WHAT TO DO: From the entries below, gather each line containing the word "المعاني".

Stored data:
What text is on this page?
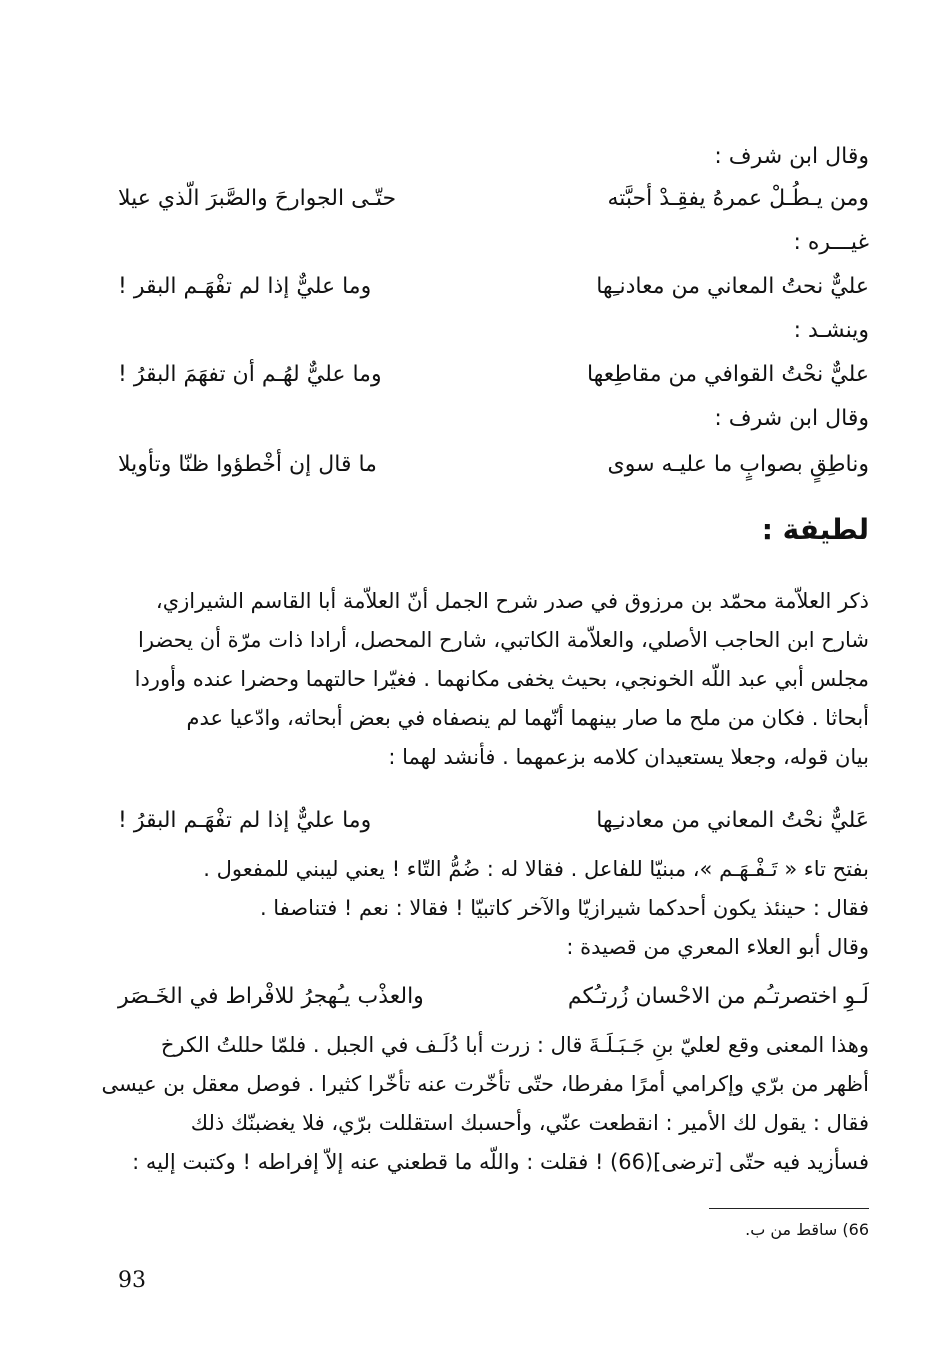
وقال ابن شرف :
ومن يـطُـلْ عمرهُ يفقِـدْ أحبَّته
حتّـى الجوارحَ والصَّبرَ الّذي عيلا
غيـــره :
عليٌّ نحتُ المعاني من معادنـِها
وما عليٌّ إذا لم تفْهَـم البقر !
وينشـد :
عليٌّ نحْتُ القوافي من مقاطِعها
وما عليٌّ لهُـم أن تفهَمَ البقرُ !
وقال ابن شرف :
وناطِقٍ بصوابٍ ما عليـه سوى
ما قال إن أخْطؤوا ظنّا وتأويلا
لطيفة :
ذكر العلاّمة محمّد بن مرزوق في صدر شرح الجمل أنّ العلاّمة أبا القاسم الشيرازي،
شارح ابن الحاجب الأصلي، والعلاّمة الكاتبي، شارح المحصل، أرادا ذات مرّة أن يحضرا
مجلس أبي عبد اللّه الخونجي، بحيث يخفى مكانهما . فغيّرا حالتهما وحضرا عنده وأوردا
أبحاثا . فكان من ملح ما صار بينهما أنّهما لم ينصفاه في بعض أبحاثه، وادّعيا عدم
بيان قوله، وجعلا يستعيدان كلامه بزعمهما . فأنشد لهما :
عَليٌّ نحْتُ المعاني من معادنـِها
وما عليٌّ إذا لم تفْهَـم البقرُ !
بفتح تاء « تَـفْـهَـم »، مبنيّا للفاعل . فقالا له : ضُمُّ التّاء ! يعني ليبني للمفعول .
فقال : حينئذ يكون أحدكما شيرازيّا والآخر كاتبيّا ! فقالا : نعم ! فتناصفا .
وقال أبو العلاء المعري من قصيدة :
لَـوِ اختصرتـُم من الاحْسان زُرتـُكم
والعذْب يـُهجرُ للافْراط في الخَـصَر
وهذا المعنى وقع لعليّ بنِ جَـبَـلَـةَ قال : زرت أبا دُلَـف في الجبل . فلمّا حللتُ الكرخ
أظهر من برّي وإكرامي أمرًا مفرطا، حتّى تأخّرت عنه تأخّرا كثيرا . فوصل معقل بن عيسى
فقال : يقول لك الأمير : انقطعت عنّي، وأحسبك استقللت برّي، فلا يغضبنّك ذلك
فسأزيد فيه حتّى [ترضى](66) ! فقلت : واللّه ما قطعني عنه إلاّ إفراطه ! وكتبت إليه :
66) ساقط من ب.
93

...

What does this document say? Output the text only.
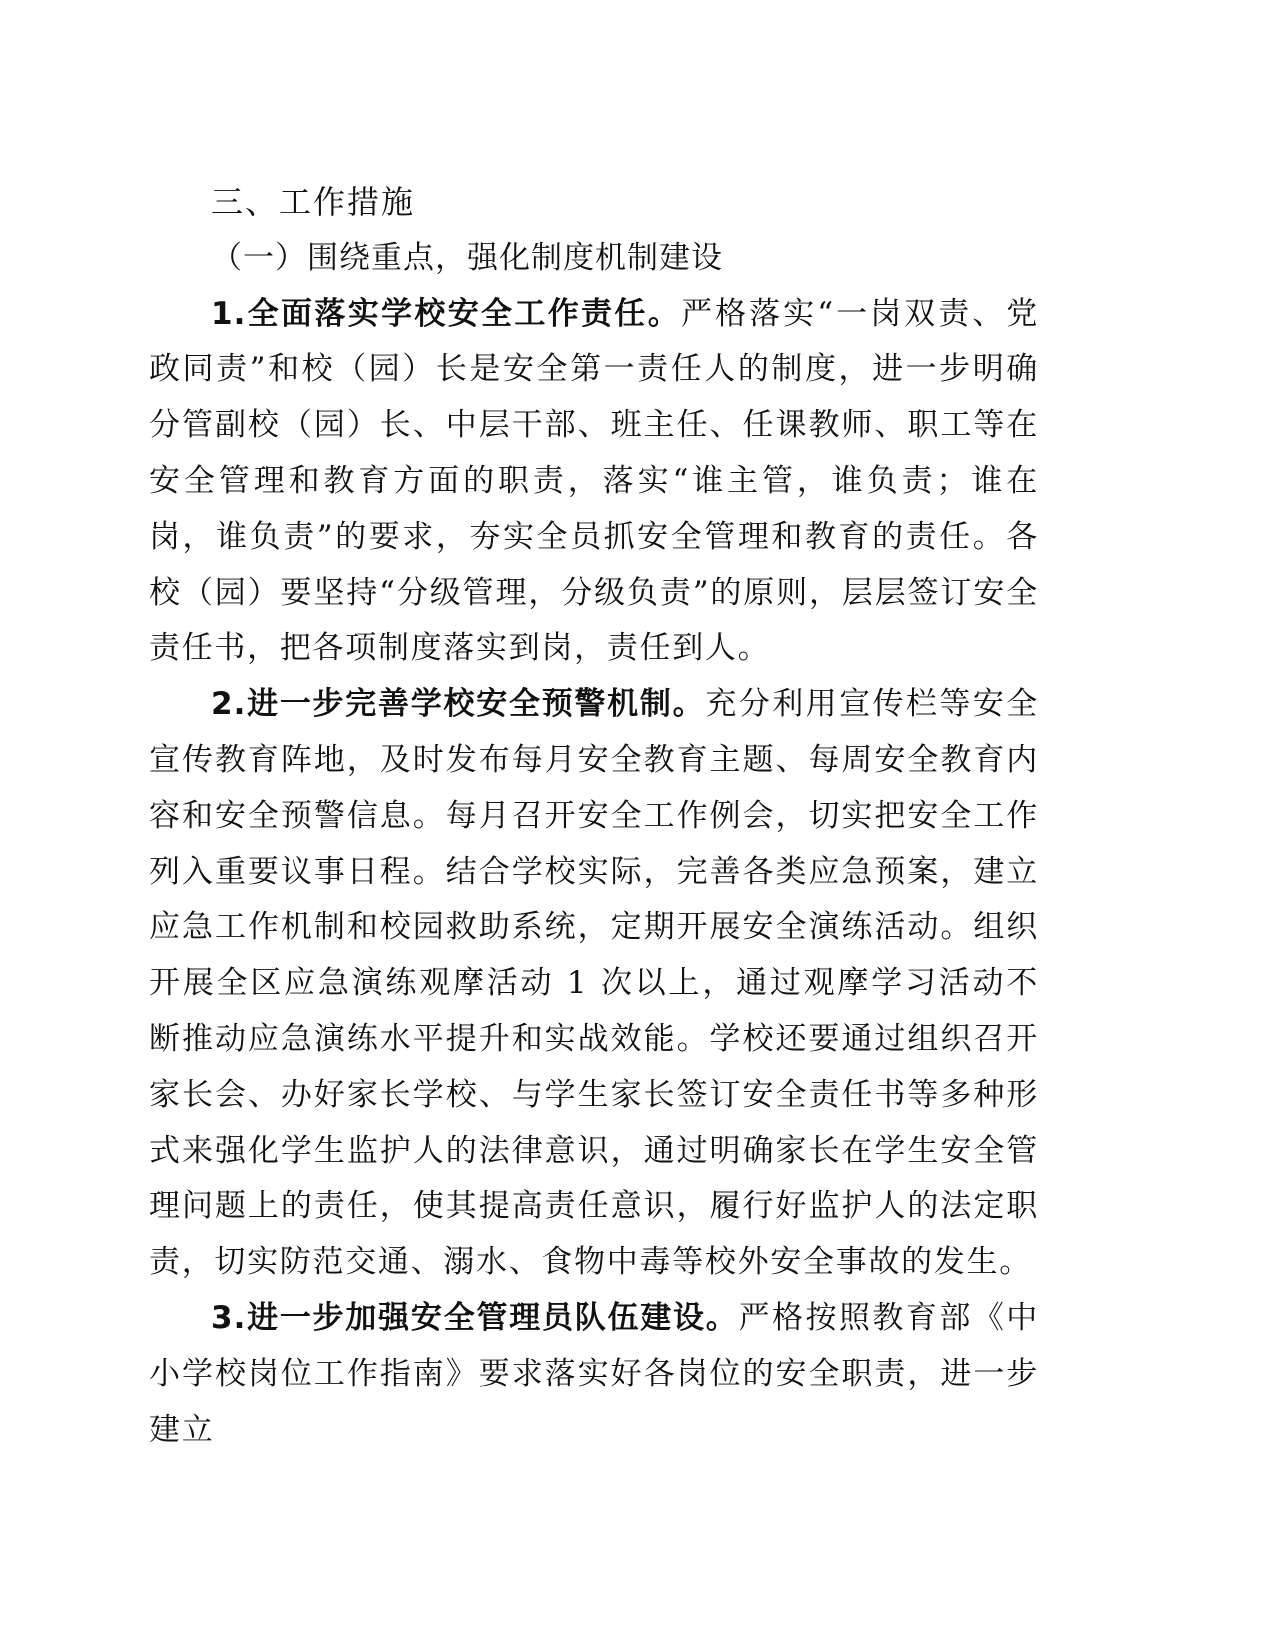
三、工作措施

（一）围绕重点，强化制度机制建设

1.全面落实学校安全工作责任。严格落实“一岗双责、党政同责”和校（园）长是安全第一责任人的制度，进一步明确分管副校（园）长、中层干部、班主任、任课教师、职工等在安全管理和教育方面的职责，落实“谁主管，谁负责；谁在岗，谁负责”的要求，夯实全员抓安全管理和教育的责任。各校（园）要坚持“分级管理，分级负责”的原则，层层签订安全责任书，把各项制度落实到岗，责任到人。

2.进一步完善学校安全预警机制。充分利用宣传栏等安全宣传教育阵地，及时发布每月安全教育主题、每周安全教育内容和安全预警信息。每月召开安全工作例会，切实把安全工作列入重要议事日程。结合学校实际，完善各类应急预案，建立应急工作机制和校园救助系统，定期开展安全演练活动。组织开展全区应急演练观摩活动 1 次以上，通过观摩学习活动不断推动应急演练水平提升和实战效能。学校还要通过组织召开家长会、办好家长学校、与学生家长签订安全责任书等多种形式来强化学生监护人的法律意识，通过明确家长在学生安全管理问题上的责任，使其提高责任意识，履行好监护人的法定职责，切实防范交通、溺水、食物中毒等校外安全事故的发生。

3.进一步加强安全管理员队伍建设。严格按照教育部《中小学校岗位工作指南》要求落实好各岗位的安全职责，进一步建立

...

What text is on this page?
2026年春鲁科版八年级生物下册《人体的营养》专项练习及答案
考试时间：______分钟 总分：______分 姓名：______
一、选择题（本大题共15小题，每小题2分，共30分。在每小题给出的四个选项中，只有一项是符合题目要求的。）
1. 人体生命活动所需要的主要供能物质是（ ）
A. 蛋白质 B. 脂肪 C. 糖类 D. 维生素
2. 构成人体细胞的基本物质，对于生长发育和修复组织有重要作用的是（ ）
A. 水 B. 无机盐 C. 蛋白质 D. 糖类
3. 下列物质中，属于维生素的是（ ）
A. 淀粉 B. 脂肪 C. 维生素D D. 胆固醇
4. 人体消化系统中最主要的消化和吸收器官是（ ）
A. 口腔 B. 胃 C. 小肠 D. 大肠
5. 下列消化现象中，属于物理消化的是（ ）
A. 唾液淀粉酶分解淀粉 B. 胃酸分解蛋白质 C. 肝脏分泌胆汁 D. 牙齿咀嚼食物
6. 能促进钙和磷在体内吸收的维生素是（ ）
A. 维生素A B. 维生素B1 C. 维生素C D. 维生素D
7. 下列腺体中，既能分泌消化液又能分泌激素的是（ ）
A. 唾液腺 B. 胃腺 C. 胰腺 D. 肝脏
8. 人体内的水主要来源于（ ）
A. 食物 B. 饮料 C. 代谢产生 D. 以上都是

RESULT OF THIS TASK:
عليٌّ نحتُ المعاني من معادنـِها
عَليٌّ نحْتُ المعاني من معادنـِها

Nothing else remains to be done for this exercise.